[The exercise]:
Repeat the records in full and exactly, omitting pictures.

● ● ● ● ●

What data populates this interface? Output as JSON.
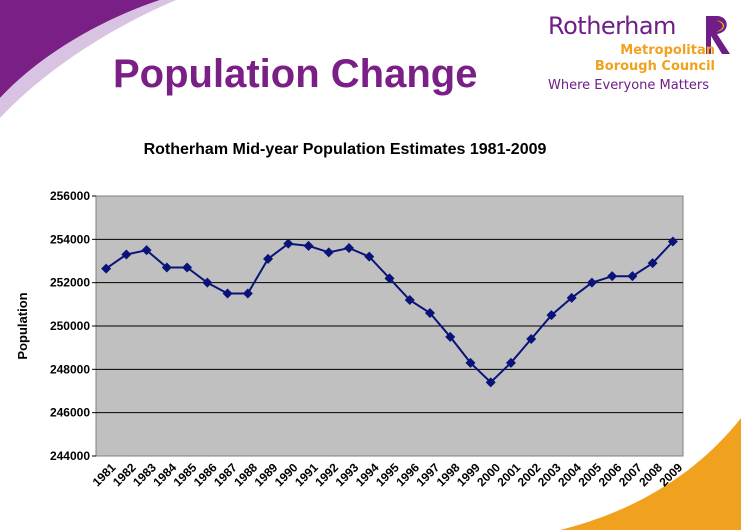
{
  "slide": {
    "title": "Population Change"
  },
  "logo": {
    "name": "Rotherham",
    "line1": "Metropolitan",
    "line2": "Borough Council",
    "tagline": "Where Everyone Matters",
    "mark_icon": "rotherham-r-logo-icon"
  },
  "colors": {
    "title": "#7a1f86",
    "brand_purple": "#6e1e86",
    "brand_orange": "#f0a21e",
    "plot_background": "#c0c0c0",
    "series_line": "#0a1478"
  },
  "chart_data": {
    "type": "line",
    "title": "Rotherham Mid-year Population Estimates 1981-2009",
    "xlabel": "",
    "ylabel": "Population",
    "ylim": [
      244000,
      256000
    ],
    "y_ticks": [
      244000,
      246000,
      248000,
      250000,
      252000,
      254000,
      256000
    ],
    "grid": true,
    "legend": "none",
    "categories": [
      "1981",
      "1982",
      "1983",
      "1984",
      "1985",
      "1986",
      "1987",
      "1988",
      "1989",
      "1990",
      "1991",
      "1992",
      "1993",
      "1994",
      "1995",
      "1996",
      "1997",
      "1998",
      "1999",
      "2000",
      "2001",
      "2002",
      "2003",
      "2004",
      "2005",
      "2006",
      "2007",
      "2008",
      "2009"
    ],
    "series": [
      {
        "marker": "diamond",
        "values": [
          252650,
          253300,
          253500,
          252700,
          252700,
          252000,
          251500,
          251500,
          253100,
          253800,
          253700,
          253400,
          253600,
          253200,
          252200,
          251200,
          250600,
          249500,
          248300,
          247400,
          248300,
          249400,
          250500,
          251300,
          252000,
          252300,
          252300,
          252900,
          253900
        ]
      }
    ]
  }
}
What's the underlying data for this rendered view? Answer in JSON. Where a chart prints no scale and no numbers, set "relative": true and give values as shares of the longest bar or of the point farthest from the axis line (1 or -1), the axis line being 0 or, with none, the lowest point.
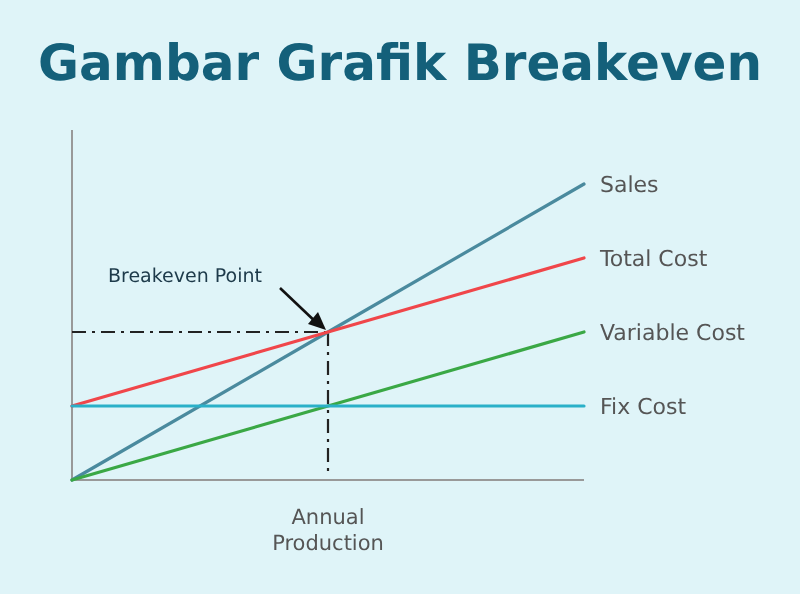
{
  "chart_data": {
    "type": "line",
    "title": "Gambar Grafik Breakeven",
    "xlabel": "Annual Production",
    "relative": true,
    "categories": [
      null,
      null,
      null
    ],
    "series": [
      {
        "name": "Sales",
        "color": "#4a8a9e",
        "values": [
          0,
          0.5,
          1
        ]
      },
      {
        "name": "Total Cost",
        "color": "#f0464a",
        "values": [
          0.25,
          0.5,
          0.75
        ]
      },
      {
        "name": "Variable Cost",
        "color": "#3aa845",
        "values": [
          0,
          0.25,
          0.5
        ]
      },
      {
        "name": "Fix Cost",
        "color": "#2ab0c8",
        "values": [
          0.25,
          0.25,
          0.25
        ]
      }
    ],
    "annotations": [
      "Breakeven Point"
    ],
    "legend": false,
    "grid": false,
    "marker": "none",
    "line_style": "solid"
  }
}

● ● ● ● ●

[Worked answer]:
What data populates this interface? Output as JSON.
{
  "slide": {
    "title": "Population Change"
  },
  "logo": {
    "name": "Rotherham",
    "line1": "Metropolitan",
    "line2": "Borough Council",
    "tagline": "Where Everyone Matters",
    "mark_icon": "rotherham-r-logo-icon"
  },
  "colors": {
    "title": "#7a1f86",
    "brand_purple": "#6e1e86",
    "brand_orange": "#f0a21e",
    "plot_background": "#c0c0c0",
    "series_line": "#0a1478"
  },
  "chart_data": {
    "type": "line",
    "title": "Rotherham Mid-year Population Estimates 1981-2009",
    "xlabel": "",
    "ylabel": "Population",
    "ylim": [
      244000,
      256000
    ],
    "y_ticks": [
      244000,
      246000,
      248000,
      250000,
      252000,
      254000,
      256000
    ],
    "grid": true,
    "legend": "none",
    "categories": [
      "1981",
      "1982",
      "1983",
      "1984",
      "1985",
      "1986",
      "1987",
      "1988",
      "1989",
      "1990",
      "1991",
      "1992",
      "1993",
      "1994",
      "1995",
      "1996",
      "1997",
      "1998",
      "1999",
      "2000",
      "2001",
      "2002",
      "2003",
      "2004",
      "2005",
      "2006",
      "2007",
      "2008",
      "2009"
    ],
    "series": [
      {
        "marker": "diamond",
        "values": [
          252650,
          253300,
          253500,
          252700,
          252700,
          252000,
          251500,
          251500,
          253100,
          253800,
          253700,
          253400,
          253600,
          253200,
          252200,
          251200,
          250600,
          249500,
          248300,
          247400,
          248300,
          249400,
          250500,
          251300,
          252000,
          252300,
          252300,
          252900,
          253900
        ]
      }
    ]
  }
}
What's the underlying data for this rendered view? Answer in JSON. Where a chart prints no scale and no numbers, set "relative": true and give values as shares of the longest bar or of the point farthest from the axis line (1 or -1), the axis line being 0 or, with none, the lowest point.
{
  "chart_data": {
    "type": "line",
    "title": "Gambar Grafik Breakeven",
    "xlabel": "Annual Production",
    "relative": true,
    "categories": [
      null,
      null,
      null
    ],
    "series": [
      {
        "name": "Sales",
        "color": "#4a8a9e",
        "values": [
          0,
          0.5,
          1
        ]
      },
      {
        "name": "Total Cost",
        "color": "#f0464a",
        "values": [
          0.25,
          0.5,
          0.75
        ]
      },
      {
        "name": "Variable Cost",
        "color": "#3aa845",
        "values": [
          0,
          0.25,
          0.5
        ]
      },
      {
        "name": "Fix Cost",
        "color": "#2ab0c8",
        "values": [
          0.25,
          0.25,
          0.25
        ]
      }
    ],
    "annotations": [
      "Breakeven Point"
    ],
    "legend": false,
    "grid": false,
    "marker": "none",
    "line_style": "solid"
  }
}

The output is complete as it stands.